begin DATA EXCERPTS

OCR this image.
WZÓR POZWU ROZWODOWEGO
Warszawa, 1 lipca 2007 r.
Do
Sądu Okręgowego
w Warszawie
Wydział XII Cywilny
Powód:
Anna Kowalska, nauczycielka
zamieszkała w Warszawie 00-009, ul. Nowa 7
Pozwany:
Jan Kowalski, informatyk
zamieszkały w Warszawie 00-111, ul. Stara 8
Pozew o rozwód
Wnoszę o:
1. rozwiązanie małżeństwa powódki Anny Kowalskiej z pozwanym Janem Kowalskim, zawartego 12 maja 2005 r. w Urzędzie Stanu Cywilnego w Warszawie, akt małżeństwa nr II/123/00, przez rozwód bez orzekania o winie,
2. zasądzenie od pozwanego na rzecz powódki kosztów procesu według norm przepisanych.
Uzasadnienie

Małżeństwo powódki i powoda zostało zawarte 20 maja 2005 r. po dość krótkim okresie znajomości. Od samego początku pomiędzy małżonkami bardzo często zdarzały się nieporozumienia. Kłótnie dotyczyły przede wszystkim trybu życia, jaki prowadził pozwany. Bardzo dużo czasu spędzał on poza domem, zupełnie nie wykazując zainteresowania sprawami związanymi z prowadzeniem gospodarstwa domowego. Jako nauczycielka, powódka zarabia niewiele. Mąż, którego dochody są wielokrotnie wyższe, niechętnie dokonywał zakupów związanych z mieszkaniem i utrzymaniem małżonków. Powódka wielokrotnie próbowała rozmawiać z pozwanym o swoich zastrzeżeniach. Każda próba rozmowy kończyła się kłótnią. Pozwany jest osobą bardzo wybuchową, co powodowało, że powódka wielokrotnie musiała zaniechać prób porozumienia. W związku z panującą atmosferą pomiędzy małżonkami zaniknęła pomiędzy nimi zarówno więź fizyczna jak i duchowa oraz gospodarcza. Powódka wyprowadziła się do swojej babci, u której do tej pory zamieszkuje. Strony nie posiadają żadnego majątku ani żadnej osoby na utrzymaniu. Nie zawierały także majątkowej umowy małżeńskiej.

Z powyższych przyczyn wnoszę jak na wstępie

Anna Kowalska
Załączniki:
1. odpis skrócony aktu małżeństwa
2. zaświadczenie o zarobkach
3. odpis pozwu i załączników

end DATA EXCERPTS

Restate every entry word for word.

WRITTEN ANSWER -
OCR this image.
WZÓR POZWU ROZWODOWEGO
Warszawa, 1 lipca 2007 r.
Do
Sądu Okręgowego
w Warszawie
Wydział XII Cywilny
Powód:
Anna Kowalska, nauczycielka
zamieszkała w Warszawie 00-009, ul. Nowa 7
Pozwany:
Jan Kowalski, informatyk
zamieszkały w Warszawie 00-111, ul. Stara 8
Pozew o rozwód
Wnoszę o:
1. rozwiązanie małżeństwa powódki Anny Kowalskiej z pozwanym Janem Kowalskim, zawartego 12 maja 2005 r. w Urzędzie Stanu Cywilnego w Warszawie, akt małżeństwa nr II/123/00, przez rozwód bez orzekania o winie,
2. zasądzenie od pozwanego na rzecz powódki kosztów procesu według norm przepisanych.
Uzasadnienie

Małżeństwo powódki i powoda zostało zawarte 20 maja 2005 r. po dość krótkim okresie znajomości. Od samego początku pomiędzy małżonkami bardzo często zdarzały się nieporozumienia. Kłótnie dotyczyły przede wszystkim trybu życia, jaki prowadził pozwany. Bardzo dużo czasu spędzał on poza domem, zupełnie nie wykazując zainteresowania sprawami związanymi z prowadzeniem gospodarstwa domowego. Jako nauczycielka, powódka zarabia niewiele. Mąż, którego dochody są wielokrotnie wyższe, niechętnie dokonywał zakupów związanych z mieszkaniem i utrzymaniem małżonków. Powódka wielokrotnie próbowała rozmawiać z pozwanym o swoich zastrzeżeniach. Każda próba rozmowy kończyła się kłótnią. Pozwany jest osobą bardzo wybuchową, co powodowało, że powódka wielokrotnie musiała zaniechać prób porozumienia. W związku z panującą atmosferą pomiędzy małżonkami zaniknęła pomiędzy nimi zarówno więź fizyczna jak i duchowa oraz gospodarcza. Powódka wyprowadziła się do swojej babci, u której do tej pory zamieszkuje. Strony nie posiadają żadnego majątku ani żadnej osoby na utrzymaniu. Nie zawierały także majątkowej umowy małżeńskiej.

Z powyższych przyczyn wnoszę jak na wstępie

Anna Kowalska
Załączniki:
1. odpis skrócony aktu małżeństwa
2. zaświadczenie o zarobkach
3. odpis pozwu i załączników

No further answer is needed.